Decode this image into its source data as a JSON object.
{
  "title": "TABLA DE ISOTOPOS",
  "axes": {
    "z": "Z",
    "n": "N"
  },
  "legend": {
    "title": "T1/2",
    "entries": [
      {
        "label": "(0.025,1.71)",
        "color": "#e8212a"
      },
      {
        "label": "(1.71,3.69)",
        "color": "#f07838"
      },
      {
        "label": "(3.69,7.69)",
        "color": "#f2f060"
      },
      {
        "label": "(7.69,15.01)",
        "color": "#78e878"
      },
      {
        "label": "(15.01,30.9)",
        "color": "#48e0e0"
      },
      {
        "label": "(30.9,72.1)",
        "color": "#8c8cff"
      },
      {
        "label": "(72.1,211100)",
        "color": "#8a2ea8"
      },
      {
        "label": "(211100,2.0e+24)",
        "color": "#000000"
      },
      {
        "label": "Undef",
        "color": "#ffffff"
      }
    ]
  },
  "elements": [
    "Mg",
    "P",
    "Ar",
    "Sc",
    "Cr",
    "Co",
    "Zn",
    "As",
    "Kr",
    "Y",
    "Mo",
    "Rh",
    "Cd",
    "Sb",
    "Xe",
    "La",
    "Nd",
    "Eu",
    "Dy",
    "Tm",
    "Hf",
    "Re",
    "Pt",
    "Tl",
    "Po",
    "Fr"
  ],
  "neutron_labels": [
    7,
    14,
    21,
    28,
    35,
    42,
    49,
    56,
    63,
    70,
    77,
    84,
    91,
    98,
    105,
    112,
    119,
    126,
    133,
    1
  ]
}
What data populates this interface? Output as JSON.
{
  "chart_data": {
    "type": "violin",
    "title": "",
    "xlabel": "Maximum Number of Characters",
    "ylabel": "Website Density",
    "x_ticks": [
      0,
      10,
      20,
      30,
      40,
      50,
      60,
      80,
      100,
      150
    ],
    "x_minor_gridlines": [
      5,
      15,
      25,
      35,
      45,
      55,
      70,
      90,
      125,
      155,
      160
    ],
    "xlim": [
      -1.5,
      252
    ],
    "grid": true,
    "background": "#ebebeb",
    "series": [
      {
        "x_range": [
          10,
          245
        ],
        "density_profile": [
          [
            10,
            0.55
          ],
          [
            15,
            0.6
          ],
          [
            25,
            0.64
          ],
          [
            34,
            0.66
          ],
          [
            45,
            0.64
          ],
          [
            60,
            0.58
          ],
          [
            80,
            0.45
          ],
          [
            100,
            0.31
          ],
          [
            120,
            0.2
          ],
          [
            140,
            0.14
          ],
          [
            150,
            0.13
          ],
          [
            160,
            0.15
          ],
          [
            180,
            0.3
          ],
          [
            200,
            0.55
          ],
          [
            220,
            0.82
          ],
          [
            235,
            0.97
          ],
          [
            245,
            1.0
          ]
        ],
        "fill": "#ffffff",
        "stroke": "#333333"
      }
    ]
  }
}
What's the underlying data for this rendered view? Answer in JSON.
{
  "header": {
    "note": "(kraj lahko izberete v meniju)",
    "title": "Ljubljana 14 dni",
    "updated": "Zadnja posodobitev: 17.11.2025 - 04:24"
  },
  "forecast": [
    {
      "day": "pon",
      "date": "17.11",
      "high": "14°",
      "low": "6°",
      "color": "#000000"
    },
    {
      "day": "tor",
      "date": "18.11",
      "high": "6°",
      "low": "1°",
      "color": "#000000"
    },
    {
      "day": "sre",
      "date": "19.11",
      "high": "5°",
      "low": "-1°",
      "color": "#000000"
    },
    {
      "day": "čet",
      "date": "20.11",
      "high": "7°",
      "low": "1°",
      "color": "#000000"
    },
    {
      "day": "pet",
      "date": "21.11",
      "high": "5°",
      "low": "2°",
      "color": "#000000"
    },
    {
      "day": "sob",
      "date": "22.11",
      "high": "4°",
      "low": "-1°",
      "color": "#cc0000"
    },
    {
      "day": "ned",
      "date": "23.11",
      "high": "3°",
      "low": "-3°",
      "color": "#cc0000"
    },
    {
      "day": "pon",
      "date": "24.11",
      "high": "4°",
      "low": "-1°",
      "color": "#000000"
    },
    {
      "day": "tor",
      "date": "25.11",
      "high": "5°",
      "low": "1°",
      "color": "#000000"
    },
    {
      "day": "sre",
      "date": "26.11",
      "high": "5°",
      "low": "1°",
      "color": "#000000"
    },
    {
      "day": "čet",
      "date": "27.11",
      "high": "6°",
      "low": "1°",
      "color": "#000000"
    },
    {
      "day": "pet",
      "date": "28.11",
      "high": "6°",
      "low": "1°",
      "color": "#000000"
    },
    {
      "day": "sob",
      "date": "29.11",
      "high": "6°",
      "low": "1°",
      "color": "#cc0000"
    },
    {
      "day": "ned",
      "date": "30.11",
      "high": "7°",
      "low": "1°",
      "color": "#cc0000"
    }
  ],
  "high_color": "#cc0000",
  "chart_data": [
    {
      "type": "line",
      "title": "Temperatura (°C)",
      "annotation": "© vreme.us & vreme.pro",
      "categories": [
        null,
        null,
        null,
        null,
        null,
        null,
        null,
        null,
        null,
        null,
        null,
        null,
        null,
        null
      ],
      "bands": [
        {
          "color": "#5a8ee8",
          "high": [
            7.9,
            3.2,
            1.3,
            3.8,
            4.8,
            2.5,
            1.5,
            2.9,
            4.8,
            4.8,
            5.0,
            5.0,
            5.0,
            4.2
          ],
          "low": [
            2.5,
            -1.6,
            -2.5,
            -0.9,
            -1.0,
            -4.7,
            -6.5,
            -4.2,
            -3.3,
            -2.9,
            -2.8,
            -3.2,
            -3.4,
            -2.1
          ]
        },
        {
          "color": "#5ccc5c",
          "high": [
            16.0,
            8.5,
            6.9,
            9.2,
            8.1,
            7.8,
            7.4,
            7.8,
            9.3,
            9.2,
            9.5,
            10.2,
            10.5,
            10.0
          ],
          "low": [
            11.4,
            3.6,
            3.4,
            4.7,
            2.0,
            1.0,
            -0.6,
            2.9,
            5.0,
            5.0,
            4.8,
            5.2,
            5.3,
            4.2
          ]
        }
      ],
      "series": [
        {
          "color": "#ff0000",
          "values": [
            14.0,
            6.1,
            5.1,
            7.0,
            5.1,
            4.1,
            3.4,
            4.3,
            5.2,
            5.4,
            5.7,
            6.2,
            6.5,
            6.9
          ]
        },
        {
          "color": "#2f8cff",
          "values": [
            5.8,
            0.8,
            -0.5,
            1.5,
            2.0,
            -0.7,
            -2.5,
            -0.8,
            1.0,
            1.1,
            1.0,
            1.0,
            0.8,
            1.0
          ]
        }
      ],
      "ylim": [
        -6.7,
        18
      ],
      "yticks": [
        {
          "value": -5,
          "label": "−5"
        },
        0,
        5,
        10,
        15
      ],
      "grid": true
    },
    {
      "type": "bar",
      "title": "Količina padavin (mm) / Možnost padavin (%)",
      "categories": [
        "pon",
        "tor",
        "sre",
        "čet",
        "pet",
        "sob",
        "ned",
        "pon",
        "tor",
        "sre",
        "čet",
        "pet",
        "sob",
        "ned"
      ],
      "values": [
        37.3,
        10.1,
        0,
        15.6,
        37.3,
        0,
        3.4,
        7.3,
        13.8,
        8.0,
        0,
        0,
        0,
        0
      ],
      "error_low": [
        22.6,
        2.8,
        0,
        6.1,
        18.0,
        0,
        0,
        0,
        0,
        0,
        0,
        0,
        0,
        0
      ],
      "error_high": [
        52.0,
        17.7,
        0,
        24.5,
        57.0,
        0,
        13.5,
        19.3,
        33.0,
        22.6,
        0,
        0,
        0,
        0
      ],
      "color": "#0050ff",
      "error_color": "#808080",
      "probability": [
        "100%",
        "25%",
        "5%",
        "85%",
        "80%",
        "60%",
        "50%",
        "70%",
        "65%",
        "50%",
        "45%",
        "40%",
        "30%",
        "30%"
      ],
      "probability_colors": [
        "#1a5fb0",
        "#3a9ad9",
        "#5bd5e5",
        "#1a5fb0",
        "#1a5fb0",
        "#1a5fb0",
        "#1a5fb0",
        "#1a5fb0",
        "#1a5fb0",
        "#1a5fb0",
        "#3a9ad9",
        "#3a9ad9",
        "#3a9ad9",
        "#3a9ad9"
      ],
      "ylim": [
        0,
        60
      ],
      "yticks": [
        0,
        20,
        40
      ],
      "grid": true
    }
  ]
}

□ □ □ □ □

Find the string "title" in the records, then copy each line where it occurs.

» **EXERCISE SOLUTION**:
  "title": "TABLA DE ISOTOPOS",
    "title": "T1/2",
    "title": "",
    "title": "Ljubljana 14 dni",
      "title": "Temperatura (°C)",
      "title": "Količina padavin (mm) / Možnost padavin (%)",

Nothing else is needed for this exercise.